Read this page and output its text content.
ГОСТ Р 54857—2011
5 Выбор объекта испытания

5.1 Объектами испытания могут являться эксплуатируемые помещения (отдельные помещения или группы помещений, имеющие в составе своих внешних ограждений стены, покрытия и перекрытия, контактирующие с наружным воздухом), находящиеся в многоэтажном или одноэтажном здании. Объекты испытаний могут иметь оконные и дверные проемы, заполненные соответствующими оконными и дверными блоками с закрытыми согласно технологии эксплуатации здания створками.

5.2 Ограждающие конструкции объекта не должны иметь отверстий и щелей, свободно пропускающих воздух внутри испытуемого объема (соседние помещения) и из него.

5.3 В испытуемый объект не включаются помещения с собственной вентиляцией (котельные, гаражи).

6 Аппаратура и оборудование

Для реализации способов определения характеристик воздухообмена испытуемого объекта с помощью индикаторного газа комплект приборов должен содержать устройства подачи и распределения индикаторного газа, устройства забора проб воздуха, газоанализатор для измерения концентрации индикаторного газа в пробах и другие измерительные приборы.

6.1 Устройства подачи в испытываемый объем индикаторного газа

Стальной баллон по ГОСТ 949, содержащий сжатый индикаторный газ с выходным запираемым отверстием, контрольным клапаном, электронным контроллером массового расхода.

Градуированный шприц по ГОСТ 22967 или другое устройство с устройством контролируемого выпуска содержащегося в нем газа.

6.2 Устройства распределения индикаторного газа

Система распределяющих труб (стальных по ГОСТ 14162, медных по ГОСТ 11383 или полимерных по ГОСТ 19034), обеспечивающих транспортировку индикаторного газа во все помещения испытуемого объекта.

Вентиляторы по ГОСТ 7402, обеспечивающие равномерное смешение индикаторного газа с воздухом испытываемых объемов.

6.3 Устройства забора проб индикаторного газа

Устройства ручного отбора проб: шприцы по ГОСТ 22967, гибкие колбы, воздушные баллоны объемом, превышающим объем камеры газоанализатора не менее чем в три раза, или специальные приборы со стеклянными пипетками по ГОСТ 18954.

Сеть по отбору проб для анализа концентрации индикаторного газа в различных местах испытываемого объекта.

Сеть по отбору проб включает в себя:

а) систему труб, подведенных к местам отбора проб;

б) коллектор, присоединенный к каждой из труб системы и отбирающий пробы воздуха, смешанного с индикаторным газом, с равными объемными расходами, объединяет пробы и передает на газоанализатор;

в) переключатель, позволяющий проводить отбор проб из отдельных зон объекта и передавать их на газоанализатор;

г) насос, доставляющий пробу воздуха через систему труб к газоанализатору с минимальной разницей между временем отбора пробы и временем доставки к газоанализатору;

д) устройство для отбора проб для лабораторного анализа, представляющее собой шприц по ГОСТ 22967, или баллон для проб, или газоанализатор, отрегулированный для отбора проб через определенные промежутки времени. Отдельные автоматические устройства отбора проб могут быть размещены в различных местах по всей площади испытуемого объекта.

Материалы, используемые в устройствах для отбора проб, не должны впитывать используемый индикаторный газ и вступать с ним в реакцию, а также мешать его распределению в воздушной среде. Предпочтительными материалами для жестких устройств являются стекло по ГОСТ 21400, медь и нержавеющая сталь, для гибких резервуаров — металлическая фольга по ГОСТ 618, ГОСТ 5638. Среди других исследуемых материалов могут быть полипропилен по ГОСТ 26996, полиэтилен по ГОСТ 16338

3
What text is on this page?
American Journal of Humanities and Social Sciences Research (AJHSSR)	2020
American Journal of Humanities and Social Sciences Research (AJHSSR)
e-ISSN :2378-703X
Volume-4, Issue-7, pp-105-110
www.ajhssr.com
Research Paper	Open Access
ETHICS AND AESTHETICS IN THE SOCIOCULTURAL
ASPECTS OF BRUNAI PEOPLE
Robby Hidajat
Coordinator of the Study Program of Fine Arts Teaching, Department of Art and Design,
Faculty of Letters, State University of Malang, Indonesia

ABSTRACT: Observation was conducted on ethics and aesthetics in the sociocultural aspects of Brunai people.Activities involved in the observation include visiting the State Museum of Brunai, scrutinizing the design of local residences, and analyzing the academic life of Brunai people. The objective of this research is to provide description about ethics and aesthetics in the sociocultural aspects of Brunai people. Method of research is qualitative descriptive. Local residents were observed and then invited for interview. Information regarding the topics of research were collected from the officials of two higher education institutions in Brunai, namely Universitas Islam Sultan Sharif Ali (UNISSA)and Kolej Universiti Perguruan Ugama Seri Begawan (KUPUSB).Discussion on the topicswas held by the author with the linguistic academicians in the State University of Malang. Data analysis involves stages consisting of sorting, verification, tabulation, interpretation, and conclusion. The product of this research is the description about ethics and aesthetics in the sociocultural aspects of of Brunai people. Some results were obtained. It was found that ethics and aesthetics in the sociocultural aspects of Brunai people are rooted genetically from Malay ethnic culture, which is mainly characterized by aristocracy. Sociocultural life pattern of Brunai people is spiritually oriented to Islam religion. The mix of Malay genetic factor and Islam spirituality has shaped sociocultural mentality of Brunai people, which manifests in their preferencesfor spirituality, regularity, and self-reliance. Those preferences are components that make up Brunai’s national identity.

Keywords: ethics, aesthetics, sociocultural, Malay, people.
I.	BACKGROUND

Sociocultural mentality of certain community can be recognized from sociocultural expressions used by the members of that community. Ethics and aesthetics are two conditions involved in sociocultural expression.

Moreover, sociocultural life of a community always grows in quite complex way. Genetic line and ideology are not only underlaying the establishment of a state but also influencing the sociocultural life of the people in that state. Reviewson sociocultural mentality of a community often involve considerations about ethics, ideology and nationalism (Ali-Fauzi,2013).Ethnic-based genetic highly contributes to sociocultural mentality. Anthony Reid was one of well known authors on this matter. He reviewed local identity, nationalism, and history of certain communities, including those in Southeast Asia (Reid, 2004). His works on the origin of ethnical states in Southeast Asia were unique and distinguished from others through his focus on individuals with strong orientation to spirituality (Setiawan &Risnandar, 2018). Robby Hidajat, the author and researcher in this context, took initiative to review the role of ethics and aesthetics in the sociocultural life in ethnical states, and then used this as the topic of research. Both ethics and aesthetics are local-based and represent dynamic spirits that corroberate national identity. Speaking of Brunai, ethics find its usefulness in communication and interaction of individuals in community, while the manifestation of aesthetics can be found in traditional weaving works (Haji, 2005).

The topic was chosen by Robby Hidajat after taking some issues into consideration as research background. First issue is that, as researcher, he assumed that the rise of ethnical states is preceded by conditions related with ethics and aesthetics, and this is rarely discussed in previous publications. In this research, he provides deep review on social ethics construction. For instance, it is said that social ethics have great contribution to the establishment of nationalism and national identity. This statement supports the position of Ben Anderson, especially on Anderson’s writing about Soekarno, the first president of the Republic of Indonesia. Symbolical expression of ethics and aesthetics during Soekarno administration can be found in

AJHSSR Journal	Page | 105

- SHORT PROBLEM: Copy the material above back out, exactly as written.

- ANSWER FOR THE TASK:
Read this page and output its text content.
ГОСТ Р 54857—2011
5 Выбор объекта испытания

5.1 Объектами испытания могут являться эксплуатируемые помещения (отдельные помещения или группы помещений, имеющие в составе своих внешних ограждений стены, покрытия и перекрытия, контактирующие с наружным воздухом), находящиеся в многоэтажном или одноэтажном здании. Объекты испытаний могут иметь оконные и дверные проемы, заполненные соответствующими оконными и дверными блоками с закрытыми согласно технологии эксплуатации здания створками.

5.2 Ограждающие конструкции объекта не должны иметь отверстий и щелей, свободно пропускающих воздух внутри испытуемого объема (соседние помещения) и из него.

5.3 В испытуемый объект не включаются помещения с собственной вентиляцией (котельные, гаражи).

6 Аппаратура и оборудование

Для реализации способов определения характеристик воздухообмена испытуемого объекта с помощью индикаторного газа комплект приборов должен содержать устройства подачи и распределения индикаторного газа, устройства забора проб воздуха, газоанализатор для измерения концентрации индикаторного газа в пробах и другие измерительные приборы.

6.1 Устройства подачи в испытываемый объем индикаторного газа

Стальной баллон по ГОСТ 949, содержащий сжатый индикаторный газ с выходным запираемым отверстием, контрольным клапаном, электронным контроллером массового расхода.

Градуированный шприц по ГОСТ 22967 или другое устройство с устройством контролируемого выпуска содержащегося в нем газа.

6.2 Устройства распределения индикаторного газа

Система распределяющих труб (стальных по ГОСТ 14162, медных по ГОСТ 11383 или полимерных по ГОСТ 19034), обеспечивающих транспортировку индикаторного газа во все помещения испытуемого объекта.

Вентиляторы по ГОСТ 7402, обеспечивающие равномерное смешение индикаторного газа с воздухом испытываемых объемов.

6.3 Устройства забора проб индикаторного газа

Устройства ручного отбора проб: шприцы по ГОСТ 22967, гибкие колбы, воздушные баллоны объемом, превышающим объем камеры газоанализатора не менее чем в три раза, или специальные приборы со стеклянными пипетками по ГОСТ 18954.

Сеть по отбору проб для анализа концентрации индикаторного газа в различных местах испытываемого объекта.

Сеть по отбору проб включает в себя:

а) систему труб, подведенных к местам отбора проб;

б) коллектор, присоединенный к каждой из труб системы и отбирающий пробы воздуха, смешанного с индикаторным газом, с равными объемными расходами, объединяет пробы и передает на газоанализатор;

в) переключатель, позволяющий проводить отбор проб из отдельных зон объекта и передавать их на газоанализатор;

г) насос, доставляющий пробу воздуха через систему труб к газоанализатору с минимальной разницей между временем отбора пробы и временем доставки к газоанализатору;

д) устройство для отбора проб для лабораторного анализа, представляющее собой шприц по ГОСТ 22967, или баллон для проб, или газоанализатор, отрегулированный для отбора проб через определенные промежутки времени. Отдельные автоматические устройства отбора проб могут быть размещены в различных местах по всей площади испытуемого объекта.

Материалы, используемые в устройствах для отбора проб, не должны впитывать используемый индикаторный газ и вступать с ним в реакцию, а также мешать его распределению в воздушной среде. Предпочтительными материалами для жестких устройств являются стекло по ГОСТ 21400, медь и нержавеющая сталь, для гибких резервуаров — металлическая фольга по ГОСТ 618, ГОСТ 5638. Среди других исследуемых материалов могут быть полипропилен по ГОСТ 26996, полиэтилен по ГОСТ 16338

3
What text is on this page?
American Journal of Humanities and Social Sciences Research (AJHSSR)	2020
American Journal of Humanities and Social Sciences Research (AJHSSR)
e-ISSN :2378-703X
Volume-4, Issue-7, pp-105-110
www.ajhssr.com
Research Paper	Open Access
ETHICS AND AESTHETICS IN THE SOCIOCULTURAL
ASPECTS OF BRUNAI PEOPLE
Robby Hidajat
Coordinator of the Study Program of Fine Arts Teaching, Department of Art and Design,
Faculty of Letters, State University of Malang, Indonesia

ABSTRACT: Observation was conducted on ethics and aesthetics in the sociocultural aspects of Brunai people.Activities involved in the observation include visiting the State Museum of Brunai, scrutinizing the design of local residences, and analyzing the academic life of Brunai people. The objective of this research is to provide description about ethics and aesthetics in the sociocultural aspects of Brunai people. Method of research is qualitative descriptive. Local residents were observed and then invited for interview. Information regarding the topics of research were collected from the officials of two higher education institutions in Brunai, namely Universitas Islam Sultan Sharif Ali (UNISSA)and Kolej Universiti Perguruan Ugama Seri Begawan (KUPUSB).Discussion on the topicswas held by the author with the linguistic academicians in the State University of Malang. Data analysis involves stages consisting of sorting, verification, tabulation, interpretation, and conclusion. The product of this research is the description about ethics and aesthetics in the sociocultural aspects of of Brunai people. Some results were obtained. It was found that ethics and aesthetics in the sociocultural aspects of Brunai people are rooted genetically from Malay ethnic culture, which is mainly characterized by aristocracy. Sociocultural life pattern of Brunai people is spiritually oriented to Islam religion. The mix of Malay genetic factor and Islam spirituality has shaped sociocultural mentality of Brunai people, which manifests in their preferencesfor spirituality, regularity, and self-reliance. Those preferences are components that make up Brunai’s national identity.

Keywords: ethics, aesthetics, sociocultural, Malay, people.
I.	BACKGROUND

Sociocultural mentality of certain community can be recognized from sociocultural expressions used by the members of that community. Ethics and aesthetics are two conditions involved in sociocultural expression.

Moreover, sociocultural life of a community always grows in quite complex way. Genetic line and ideology are not only underlaying the establishment of a state but also influencing the sociocultural life of the people in that state. Reviewson sociocultural mentality of a community often involve considerations about ethics, ideology and nationalism (Ali-Fauzi,2013).Ethnic-based genetic highly contributes to sociocultural mentality. Anthony Reid was one of well known authors on this matter. He reviewed local identity, nationalism, and history of certain communities, including those in Southeast Asia (Reid, 2004). His works on the origin of ethnical states in Southeast Asia were unique and distinguished from others through his focus on individuals with strong orientation to spirituality (Setiawan &Risnandar, 2018). Robby Hidajat, the author and researcher in this context, took initiative to review the role of ethics and aesthetics in the sociocultural life in ethnical states, and then used this as the topic of research. Both ethics and aesthetics are local-based and represent dynamic spirits that corroberate national identity. Speaking of Brunai, ethics find its usefulness in communication and interaction of individuals in community, while the manifestation of aesthetics can be found in traditional weaving works (Haji, 2005).

The topic was chosen by Robby Hidajat after taking some issues into consideration as research background. First issue is that, as researcher, he assumed that the rise of ethnical states is preceded by conditions related with ethics and aesthetics, and this is rarely discussed in previous publications. In this research, he provides deep review on social ethics construction. For instance, it is said that social ethics have great contribution to the establishment of nationalism and national identity. This statement supports the position of Ben Anderson, especially on Anderson’s writing about Soekarno, the first president of the Republic of Indonesia. Symbolical expression of ethics and aesthetics during Soekarno administration can be found in

AJHSSR Journal	Page | 105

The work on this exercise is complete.